MATERIAL SUPPLIED ▸
━━━━

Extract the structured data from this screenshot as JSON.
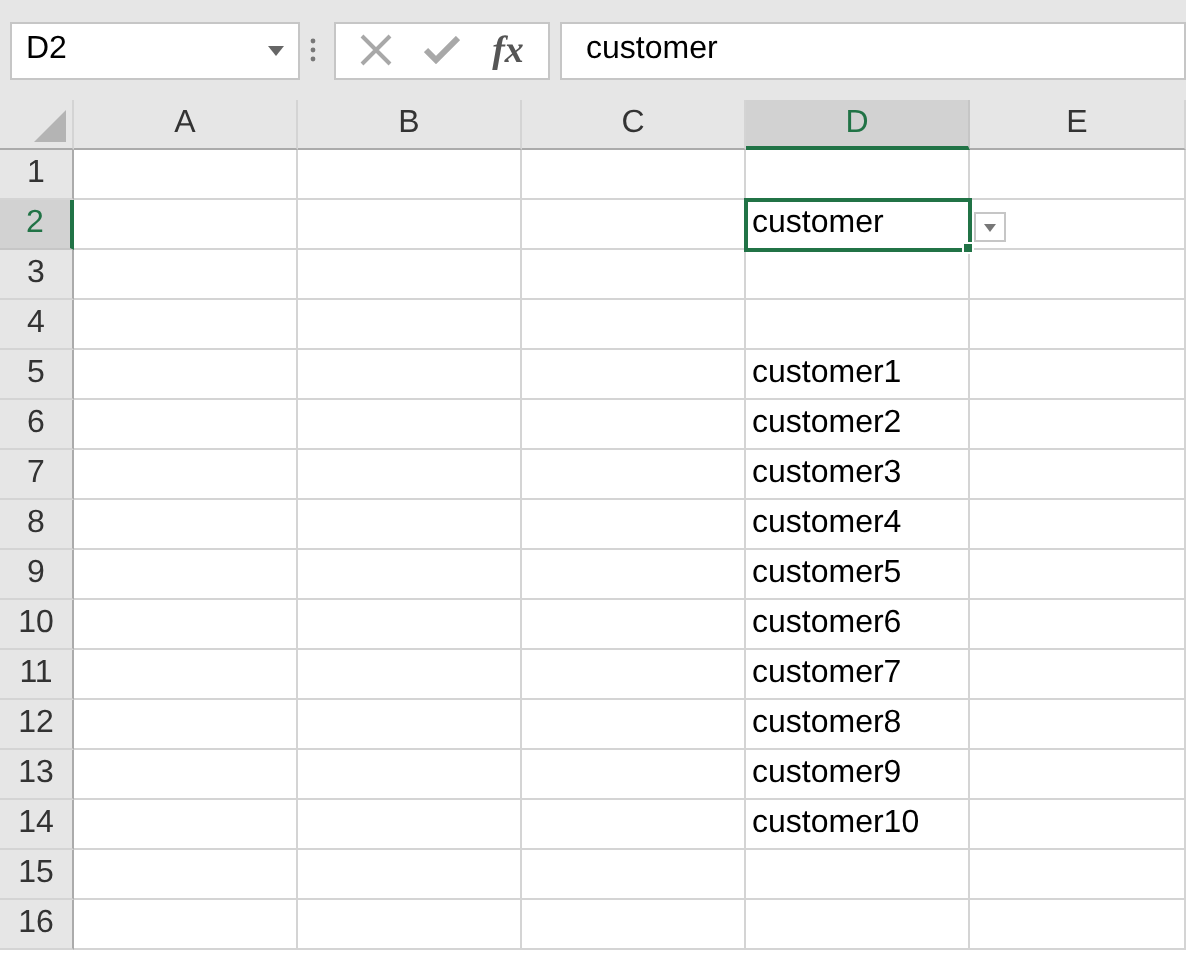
{
  "name_box": {
    "value": "D2"
  },
  "formula_bar": {
    "fx_label": "fx",
    "value": "customer"
  },
  "columns": [
    {
      "label": "A",
      "selected": false
    },
    {
      "label": "B",
      "selected": false
    },
    {
      "label": "C",
      "selected": false
    },
    {
      "label": "D",
      "selected": true
    },
    {
      "label": "E",
      "selected": false
    }
  ],
  "rows": [
    {
      "label": "1",
      "selected": false,
      "cells": [
        null,
        null,
        null,
        null,
        null
      ]
    },
    {
      "label": "2",
      "selected": true,
      "cells": [
        null,
        null,
        null,
        {
          "text": "customer",
          "active": true,
          "dropdown": true
        },
        null
      ]
    },
    {
      "label": "3",
      "selected": false,
      "cells": [
        null,
        null,
        null,
        null,
        null
      ]
    },
    {
      "label": "4",
      "selected": false,
      "cells": [
        null,
        null,
        null,
        null,
        null
      ]
    },
    {
      "label": "5",
      "selected": false,
      "cells": [
        null,
        null,
        null,
        {
          "text": "customer1",
          "active": false,
          "dropdown": false
        },
        null
      ]
    },
    {
      "label": "6",
      "selected": false,
      "cells": [
        null,
        null,
        null,
        {
          "text": "customer2",
          "active": false,
          "dropdown": false
        },
        null
      ]
    },
    {
      "label": "7",
      "selected": false,
      "cells": [
        null,
        null,
        null,
        {
          "text": "customer3",
          "active": false,
          "dropdown": false
        },
        null
      ]
    },
    {
      "label": "8",
      "selected": false,
      "cells": [
        null,
        null,
        null,
        {
          "text": "customer4",
          "active": false,
          "dropdown": false
        },
        null
      ]
    },
    {
      "label": "9",
      "selected": false,
      "cells": [
        null,
        null,
        null,
        {
          "text": "customer5",
          "active": false,
          "dropdown": false
        },
        null
      ]
    },
    {
      "label": "10",
      "selected": false,
      "cells": [
        null,
        null,
        null,
        {
          "text": "customer6",
          "active": false,
          "dropdown": false
        },
        null
      ]
    },
    {
      "label": "11",
      "selected": false,
      "cells": [
        null,
        null,
        null,
        {
          "text": "customer7",
          "active": false,
          "dropdown": false
        },
        null
      ]
    },
    {
      "label": "12",
      "selected": false,
      "cells": [
        null,
        null,
        null,
        {
          "text": "customer8",
          "active": false,
          "dropdown": false
        },
        null
      ]
    },
    {
      "label": "13",
      "selected": false,
      "cells": [
        null,
        null,
        null,
        {
          "text": "customer9",
          "active": false,
          "dropdown": false
        },
        null
      ]
    },
    {
      "label": "14",
      "selected": false,
      "cells": [
        null,
        null,
        null,
        {
          "text": "customer10",
          "active": false,
          "dropdown": false
        },
        null
      ]
    },
    {
      "label": "15",
      "selected": false,
      "cells": [
        null,
        null,
        null,
        null,
        null
      ]
    },
    {
      "label": "16",
      "selected": false,
      "cells": [
        null,
        null,
        null,
        null,
        null
      ]
    }
  ]
}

━━━━

WHAT YOU NEED TO DO ▸ Word for word, quote the full listing, omitting every picture.

OUTPUT BELOW ▸
Extract the structured data from this screenshot as JSON.
{
  "name_box": {
    "value": "D2"
  },
  "formula_bar": {
    "fx_label": "fx",
    "value": "customer"
  },
  "columns": [
    {
      "label": "A",
      "selected": false
    },
    {
      "label": "B",
      "selected": false
    },
    {
      "label": "C",
      "selected": false
    },
    {
      "label": "D",
      "selected": true
    },
    {
      "label": "E",
      "selected": false
    }
  ],
  "rows": [
    {
      "label": "1",
      "selected": false,
      "cells": [
        null,
        null,
        null,
        null,
        null
      ]
    },
    {
      "label": "2",
      "selected": true,
      "cells": [
        null,
        null,
        null,
        {
          "text": "customer",
          "active": true,
          "dropdown": true
        },
        null
      ]
    },
    {
      "label": "3",
      "selected": false,
      "cells": [
        null,
        null,
        null,
        null,
        null
      ]
    },
    {
      "label": "4",
      "selected": false,
      "cells": [
        null,
        null,
        null,
        null,
        null
      ]
    },
    {
      "label": "5",
      "selected": false,
      "cells": [
        null,
        null,
        null,
        {
          "text": "customer1",
          "active": false,
          "dropdown": false
        },
        null
      ]
    },
    {
      "label": "6",
      "selected": false,
      "cells": [
        null,
        null,
        null,
        {
          "text": "customer2",
          "active": false,
          "dropdown": false
        },
        null
      ]
    },
    {
      "label": "7",
      "selected": false,
      "cells": [
        null,
        null,
        null,
        {
          "text": "customer3",
          "active": false,
          "dropdown": false
        },
        null
      ]
    },
    {
      "label": "8",
      "selected": false,
      "cells": [
        null,
        null,
        null,
        {
          "text": "customer4",
          "active": false,
          "dropdown": false
        },
        null
      ]
    },
    {
      "label": "9",
      "selected": false,
      "cells": [
        null,
        null,
        null,
        {
          "text": "customer5",
          "active": false,
          "dropdown": false
        },
        null
      ]
    },
    {
      "label": "10",
      "selected": false,
      "cells": [
        null,
        null,
        null,
        {
          "text": "customer6",
          "active": false,
          "dropdown": false
        },
        null
      ]
    },
    {
      "label": "11",
      "selected": false,
      "cells": [
        null,
        null,
        null,
        {
          "text": "customer7",
          "active": false,
          "dropdown": false
        },
        null
      ]
    },
    {
      "label": "12",
      "selected": false,
      "cells": [
        null,
        null,
        null,
        {
          "text": "customer8",
          "active": false,
          "dropdown": false
        },
        null
      ]
    },
    {
      "label": "13",
      "selected": false,
      "cells": [
        null,
        null,
        null,
        {
          "text": "customer9",
          "active": false,
          "dropdown": false
        },
        null
      ]
    },
    {
      "label": "14",
      "selected": false,
      "cells": [
        null,
        null,
        null,
        {
          "text": "customer10",
          "active": false,
          "dropdown": false
        },
        null
      ]
    },
    {
      "label": "15",
      "selected": false,
      "cells": [
        null,
        null,
        null,
        null,
        null
      ]
    },
    {
      "label": "16",
      "selected": false,
      "cells": [
        null,
        null,
        null,
        null,
        null
      ]
    }
  ]
}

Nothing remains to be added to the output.